- WHAT THIS TASK INVOLVES:
Reproduce every entry in the listing without alteration.

- RECORDS SHOWN:
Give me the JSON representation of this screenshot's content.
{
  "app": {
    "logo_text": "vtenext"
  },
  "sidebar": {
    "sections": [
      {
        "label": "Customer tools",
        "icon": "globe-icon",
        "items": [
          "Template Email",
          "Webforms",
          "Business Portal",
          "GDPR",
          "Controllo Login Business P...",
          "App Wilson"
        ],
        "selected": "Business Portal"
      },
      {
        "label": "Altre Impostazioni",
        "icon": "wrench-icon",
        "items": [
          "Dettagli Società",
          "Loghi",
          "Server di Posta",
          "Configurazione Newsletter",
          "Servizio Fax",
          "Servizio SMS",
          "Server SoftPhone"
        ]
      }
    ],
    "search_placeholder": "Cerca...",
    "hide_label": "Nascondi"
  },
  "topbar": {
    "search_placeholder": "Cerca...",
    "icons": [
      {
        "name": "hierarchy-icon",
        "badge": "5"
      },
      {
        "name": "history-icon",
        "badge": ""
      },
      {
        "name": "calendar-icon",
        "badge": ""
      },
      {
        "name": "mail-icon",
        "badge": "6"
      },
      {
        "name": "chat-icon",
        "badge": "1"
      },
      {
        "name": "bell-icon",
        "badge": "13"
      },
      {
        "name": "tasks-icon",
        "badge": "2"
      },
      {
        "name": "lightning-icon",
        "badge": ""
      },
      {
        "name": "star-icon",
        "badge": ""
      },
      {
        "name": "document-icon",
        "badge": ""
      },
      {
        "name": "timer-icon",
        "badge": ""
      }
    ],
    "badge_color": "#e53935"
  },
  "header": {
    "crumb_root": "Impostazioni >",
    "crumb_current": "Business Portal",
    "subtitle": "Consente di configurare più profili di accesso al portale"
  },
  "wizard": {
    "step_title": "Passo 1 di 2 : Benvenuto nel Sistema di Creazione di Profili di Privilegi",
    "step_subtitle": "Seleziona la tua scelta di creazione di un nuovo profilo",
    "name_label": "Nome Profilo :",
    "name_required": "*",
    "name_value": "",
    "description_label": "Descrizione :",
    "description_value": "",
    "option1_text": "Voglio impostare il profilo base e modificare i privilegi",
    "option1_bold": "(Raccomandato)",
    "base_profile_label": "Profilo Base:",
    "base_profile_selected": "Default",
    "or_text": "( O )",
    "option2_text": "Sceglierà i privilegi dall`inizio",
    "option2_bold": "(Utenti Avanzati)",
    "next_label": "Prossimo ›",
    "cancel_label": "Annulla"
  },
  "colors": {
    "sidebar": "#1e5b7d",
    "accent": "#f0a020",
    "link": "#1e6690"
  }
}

- ANSWER FOR THE TASK:
Give me the JSON representation of this screenshot's content.
{
  "app": {
    "logo_text": "vtenext"
  },
  "sidebar": {
    "sections": [
      {
        "label": "Customer tools",
        "icon": "globe-icon",
        "items": [
          "Template Email",
          "Webforms",
          "Business Portal",
          "GDPR",
          "Controllo Login Business P...",
          "App Wilson"
        ],
        "selected": "Business Portal"
      },
      {
        "label": "Altre Impostazioni",
        "icon": "wrench-icon",
        "items": [
          "Dettagli Società",
          "Loghi",
          "Server di Posta",
          "Configurazione Newsletter",
          "Servizio Fax",
          "Servizio SMS",
          "Server SoftPhone"
        ]
      }
    ],
    "search_placeholder": "Cerca...",
    "hide_label": "Nascondi"
  },
  "topbar": {
    "search_placeholder": "Cerca...",
    "icons": [
      {
        "name": "hierarchy-icon",
        "badge": "5"
      },
      {
        "name": "history-icon",
        "badge": ""
      },
      {
        "name": "calendar-icon",
        "badge": ""
      },
      {
        "name": "mail-icon",
        "badge": "6"
      },
      {
        "name": "chat-icon",
        "badge": "1"
      },
      {
        "name": "bell-icon",
        "badge": "13"
      },
      {
        "name": "tasks-icon",
        "badge": "2"
      },
      {
        "name": "lightning-icon",
        "badge": ""
      },
      {
        "name": "star-icon",
        "badge": ""
      },
      {
        "name": "document-icon",
        "badge": ""
      },
      {
        "name": "timer-icon",
        "badge": ""
      }
    ],
    "badge_color": "#e53935"
  },
  "header": {
    "crumb_root": "Impostazioni >",
    "crumb_current": "Business Portal",
    "subtitle": "Consente di configurare più profili di accesso al portale"
  },
  "wizard": {
    "step_title": "Passo 1 di 2 : Benvenuto nel Sistema di Creazione di Profili di Privilegi",
    "step_subtitle": "Seleziona la tua scelta di creazione di un nuovo profilo",
    "name_label": "Nome Profilo :",
    "name_required": "*",
    "name_value": "",
    "description_label": "Descrizione :",
    "description_value": "",
    "option1_text": "Voglio impostare il profilo base e modificare i privilegi",
    "option1_bold": "(Raccomandato)",
    "base_profile_label": "Profilo Base:",
    "base_profile_selected": "Default",
    "or_text": "( O )",
    "option2_text": "Sceglierà i privilegi dall`inizio",
    "option2_bold": "(Utenti Avanzati)",
    "next_label": "Prossimo ›",
    "cancel_label": "Annulla"
  },
  "colors": {
    "sidebar": "#1e5b7d",
    "accent": "#f0a020",
    "link": "#1e6690"
  }
}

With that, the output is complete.